Dataset entries
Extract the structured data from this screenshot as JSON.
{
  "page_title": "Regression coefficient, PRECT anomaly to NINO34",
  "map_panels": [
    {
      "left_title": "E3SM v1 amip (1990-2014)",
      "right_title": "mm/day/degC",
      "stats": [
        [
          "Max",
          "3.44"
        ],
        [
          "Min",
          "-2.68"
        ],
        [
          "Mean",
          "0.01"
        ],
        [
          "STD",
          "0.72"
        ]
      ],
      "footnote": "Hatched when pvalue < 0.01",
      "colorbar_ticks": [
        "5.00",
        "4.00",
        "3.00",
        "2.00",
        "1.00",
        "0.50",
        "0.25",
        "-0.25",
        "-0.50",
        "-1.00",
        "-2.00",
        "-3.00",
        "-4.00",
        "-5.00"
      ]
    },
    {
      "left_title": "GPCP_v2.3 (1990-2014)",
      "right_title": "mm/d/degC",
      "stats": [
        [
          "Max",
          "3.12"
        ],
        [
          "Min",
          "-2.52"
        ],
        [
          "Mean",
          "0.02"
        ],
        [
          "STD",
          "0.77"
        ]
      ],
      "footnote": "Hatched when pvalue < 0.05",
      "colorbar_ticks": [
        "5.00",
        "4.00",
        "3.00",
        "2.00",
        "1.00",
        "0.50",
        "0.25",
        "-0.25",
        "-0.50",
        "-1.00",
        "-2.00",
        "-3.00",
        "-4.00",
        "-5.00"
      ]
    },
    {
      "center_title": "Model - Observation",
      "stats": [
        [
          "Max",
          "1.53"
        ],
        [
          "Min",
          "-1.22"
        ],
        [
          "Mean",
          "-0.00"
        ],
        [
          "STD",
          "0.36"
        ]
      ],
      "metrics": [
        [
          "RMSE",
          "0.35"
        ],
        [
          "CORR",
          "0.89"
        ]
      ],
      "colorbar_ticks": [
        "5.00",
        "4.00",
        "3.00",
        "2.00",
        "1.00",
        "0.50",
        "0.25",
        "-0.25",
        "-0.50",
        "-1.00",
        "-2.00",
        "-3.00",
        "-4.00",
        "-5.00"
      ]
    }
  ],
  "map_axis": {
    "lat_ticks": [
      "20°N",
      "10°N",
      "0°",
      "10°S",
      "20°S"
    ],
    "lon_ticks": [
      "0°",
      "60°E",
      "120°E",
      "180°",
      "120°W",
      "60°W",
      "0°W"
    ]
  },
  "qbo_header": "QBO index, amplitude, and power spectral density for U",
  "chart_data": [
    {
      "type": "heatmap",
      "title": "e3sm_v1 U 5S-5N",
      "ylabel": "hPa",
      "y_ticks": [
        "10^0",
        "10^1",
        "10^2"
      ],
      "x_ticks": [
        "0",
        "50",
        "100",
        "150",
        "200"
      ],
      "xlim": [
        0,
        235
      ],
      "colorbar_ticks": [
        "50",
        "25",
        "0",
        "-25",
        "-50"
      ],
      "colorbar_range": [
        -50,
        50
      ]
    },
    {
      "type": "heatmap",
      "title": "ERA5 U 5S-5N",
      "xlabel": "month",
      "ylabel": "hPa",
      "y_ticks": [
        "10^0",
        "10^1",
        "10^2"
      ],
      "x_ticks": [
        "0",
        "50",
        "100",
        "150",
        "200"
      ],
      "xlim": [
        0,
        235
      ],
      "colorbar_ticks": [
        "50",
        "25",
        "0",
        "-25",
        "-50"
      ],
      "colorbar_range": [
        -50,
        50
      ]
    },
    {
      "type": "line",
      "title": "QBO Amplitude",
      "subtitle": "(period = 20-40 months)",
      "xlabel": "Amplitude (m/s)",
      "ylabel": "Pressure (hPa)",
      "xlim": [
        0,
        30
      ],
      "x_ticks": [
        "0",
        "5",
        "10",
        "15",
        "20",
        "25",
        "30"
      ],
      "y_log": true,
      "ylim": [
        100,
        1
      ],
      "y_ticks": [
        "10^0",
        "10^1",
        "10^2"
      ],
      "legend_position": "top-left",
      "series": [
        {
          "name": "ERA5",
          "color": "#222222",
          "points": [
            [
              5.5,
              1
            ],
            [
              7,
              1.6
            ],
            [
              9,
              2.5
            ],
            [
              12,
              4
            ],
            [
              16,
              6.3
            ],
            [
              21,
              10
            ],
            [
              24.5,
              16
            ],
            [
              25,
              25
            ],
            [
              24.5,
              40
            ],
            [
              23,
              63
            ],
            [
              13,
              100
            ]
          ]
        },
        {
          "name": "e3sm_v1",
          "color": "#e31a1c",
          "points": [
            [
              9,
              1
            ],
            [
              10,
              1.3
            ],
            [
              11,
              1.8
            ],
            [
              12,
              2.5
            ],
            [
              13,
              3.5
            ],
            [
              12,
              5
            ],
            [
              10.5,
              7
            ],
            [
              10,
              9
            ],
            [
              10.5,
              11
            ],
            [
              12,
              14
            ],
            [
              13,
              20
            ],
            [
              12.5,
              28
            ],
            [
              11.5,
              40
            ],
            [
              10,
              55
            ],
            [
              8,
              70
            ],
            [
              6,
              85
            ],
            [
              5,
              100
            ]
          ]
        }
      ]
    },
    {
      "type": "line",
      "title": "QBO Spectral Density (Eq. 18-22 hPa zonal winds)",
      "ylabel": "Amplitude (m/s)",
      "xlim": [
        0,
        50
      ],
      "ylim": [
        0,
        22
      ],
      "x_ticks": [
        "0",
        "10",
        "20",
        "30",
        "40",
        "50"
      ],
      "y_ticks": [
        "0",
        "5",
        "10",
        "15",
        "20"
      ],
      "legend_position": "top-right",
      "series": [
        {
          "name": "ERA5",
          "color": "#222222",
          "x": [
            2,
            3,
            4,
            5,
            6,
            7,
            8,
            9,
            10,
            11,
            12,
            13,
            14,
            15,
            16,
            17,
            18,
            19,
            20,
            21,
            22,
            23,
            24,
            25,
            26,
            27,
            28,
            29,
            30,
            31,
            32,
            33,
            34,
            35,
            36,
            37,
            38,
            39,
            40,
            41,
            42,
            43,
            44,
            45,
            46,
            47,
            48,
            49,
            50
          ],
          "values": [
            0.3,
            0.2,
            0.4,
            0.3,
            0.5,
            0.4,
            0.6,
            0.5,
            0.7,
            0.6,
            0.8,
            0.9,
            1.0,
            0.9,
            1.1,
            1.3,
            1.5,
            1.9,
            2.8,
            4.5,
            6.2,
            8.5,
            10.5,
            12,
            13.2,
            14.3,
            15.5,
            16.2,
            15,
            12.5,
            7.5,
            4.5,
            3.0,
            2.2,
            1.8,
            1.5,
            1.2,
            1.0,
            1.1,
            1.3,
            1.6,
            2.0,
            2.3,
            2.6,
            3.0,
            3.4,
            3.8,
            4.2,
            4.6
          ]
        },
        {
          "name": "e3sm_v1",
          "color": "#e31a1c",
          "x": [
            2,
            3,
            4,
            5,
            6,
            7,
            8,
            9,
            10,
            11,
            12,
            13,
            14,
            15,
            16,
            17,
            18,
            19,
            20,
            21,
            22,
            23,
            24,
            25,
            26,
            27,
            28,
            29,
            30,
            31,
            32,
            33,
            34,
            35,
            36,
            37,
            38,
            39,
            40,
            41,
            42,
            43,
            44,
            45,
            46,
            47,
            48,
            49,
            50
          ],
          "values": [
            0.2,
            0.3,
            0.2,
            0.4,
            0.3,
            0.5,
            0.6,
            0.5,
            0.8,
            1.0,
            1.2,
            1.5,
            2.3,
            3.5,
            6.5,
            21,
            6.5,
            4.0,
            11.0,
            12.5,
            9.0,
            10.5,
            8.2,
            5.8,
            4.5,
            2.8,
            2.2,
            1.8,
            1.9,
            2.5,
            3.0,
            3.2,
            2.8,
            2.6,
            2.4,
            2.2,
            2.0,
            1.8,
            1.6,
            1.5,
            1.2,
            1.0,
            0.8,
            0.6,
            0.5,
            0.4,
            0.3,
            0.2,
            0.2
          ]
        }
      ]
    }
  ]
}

## EXERCISE
Gather each line holding the string "degC".

## EXERCISE RESULT
      "right_title": "mm/day/degC",
      "right_title": "mm/d/degC",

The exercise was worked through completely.